Show each line that has the string "clear" in it.

-- START OF Supplied material --

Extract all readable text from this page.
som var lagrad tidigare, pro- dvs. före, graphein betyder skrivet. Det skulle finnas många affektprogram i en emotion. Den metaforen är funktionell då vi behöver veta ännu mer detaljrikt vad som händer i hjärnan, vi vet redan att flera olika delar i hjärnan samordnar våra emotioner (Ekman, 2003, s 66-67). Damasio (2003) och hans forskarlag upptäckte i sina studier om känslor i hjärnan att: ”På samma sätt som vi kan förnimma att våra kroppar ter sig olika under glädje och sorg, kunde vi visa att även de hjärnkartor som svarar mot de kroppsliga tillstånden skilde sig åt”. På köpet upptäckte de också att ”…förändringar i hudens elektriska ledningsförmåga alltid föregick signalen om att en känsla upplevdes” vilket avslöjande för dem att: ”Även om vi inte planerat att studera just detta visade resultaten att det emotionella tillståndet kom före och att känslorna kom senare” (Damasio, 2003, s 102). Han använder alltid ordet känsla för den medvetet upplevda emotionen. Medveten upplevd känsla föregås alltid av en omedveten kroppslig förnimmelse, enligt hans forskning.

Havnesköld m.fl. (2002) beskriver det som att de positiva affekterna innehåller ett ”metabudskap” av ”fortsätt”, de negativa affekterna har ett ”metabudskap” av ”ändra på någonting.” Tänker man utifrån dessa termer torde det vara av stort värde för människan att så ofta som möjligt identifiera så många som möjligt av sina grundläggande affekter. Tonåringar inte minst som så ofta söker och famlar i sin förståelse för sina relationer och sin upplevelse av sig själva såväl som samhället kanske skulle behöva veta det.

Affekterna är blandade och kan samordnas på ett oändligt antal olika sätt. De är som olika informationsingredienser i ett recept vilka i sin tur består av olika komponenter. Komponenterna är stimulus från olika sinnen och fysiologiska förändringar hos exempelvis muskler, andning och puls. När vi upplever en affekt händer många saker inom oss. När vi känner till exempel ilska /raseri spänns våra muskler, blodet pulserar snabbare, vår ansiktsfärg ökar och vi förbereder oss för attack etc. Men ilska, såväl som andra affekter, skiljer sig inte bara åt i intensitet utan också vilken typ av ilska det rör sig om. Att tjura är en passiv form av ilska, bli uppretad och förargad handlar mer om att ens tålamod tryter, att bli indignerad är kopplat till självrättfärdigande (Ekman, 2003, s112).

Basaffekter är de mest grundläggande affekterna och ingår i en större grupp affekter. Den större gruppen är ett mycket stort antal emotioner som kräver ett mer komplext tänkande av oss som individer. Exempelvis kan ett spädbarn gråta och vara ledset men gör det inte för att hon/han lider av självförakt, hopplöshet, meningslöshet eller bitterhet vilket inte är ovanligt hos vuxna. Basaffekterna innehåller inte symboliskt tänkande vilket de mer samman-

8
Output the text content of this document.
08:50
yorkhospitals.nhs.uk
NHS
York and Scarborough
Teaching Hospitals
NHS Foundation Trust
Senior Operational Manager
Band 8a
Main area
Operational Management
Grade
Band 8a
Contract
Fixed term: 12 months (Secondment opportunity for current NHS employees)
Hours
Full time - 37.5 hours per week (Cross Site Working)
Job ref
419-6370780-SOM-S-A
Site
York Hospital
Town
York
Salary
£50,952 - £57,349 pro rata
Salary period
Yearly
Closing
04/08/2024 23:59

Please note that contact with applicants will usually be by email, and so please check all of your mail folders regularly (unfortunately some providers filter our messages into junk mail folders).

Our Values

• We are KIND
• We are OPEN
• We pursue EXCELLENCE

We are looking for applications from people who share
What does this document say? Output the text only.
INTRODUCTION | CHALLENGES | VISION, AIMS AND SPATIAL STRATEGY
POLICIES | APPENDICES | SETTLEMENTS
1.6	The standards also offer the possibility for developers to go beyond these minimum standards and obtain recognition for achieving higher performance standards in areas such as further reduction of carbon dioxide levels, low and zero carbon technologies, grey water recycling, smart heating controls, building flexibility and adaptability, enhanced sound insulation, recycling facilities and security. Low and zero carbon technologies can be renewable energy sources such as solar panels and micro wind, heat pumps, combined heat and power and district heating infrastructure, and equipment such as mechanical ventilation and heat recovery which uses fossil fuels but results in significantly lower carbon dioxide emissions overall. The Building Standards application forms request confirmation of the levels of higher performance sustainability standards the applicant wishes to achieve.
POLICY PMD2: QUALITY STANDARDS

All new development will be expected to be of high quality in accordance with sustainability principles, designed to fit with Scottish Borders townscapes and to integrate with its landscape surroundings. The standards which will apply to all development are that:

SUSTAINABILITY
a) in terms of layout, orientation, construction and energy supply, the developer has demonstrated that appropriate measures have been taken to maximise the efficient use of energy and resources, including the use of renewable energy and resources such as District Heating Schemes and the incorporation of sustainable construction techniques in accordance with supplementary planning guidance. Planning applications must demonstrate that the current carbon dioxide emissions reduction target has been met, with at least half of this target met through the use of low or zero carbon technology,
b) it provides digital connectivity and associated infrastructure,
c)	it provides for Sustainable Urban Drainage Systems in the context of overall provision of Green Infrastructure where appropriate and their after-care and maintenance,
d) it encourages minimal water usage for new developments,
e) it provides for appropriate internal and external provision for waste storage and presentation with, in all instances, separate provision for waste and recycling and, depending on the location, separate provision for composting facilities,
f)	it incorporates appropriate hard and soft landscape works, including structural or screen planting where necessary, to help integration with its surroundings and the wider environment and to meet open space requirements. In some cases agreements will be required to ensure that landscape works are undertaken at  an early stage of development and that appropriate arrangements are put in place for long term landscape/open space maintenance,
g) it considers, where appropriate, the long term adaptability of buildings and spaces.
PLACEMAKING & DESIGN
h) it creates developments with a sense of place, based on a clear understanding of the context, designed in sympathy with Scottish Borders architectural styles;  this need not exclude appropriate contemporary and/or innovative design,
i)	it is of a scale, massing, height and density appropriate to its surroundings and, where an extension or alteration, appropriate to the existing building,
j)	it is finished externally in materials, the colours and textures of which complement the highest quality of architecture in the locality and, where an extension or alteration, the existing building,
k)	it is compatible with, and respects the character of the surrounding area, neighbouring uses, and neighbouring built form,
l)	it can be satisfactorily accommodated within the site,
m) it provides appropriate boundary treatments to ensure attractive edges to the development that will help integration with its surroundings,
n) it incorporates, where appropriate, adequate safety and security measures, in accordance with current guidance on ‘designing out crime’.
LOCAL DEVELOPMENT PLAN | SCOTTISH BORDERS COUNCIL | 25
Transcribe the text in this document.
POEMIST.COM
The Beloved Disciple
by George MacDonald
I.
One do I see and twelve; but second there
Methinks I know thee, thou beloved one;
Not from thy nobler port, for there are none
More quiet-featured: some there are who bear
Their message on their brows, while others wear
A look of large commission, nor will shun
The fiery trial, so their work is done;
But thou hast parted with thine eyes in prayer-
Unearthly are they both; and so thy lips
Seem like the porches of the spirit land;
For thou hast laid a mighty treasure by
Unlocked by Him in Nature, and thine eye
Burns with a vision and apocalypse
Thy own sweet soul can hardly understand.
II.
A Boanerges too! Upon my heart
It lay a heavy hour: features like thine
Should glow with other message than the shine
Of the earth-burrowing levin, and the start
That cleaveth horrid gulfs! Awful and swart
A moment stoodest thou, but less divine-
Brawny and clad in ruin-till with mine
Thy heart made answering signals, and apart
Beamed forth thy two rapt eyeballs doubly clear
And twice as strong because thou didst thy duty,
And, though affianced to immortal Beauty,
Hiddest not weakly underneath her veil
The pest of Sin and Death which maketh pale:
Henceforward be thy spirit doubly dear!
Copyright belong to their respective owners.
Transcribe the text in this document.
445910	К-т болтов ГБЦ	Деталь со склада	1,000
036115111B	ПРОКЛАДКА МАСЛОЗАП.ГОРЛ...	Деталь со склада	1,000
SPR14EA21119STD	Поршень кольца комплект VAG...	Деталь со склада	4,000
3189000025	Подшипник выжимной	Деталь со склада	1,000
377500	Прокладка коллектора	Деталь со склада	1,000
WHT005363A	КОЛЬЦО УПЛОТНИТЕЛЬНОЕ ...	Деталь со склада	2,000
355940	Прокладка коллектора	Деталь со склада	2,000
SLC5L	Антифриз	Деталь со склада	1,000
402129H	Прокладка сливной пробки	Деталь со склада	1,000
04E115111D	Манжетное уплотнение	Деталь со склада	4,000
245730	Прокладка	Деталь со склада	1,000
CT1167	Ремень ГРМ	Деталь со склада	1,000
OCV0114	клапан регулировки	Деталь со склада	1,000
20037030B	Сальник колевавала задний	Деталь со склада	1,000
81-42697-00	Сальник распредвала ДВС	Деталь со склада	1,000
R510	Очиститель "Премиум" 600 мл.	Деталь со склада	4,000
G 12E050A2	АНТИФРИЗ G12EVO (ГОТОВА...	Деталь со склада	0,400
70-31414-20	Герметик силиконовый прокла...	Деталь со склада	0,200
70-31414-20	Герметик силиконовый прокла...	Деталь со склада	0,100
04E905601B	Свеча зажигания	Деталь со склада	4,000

-- END OF Supplied material --

## Solution to this exercise
h) it creates developments with a sense of place, based on a clear understanding of the context, designed in sympathy with Scottish Borders architectural styles;  this need not exclude appropriate contemporary and/or innovative design,
Beamed forth thy two rapt eyeballs doubly clear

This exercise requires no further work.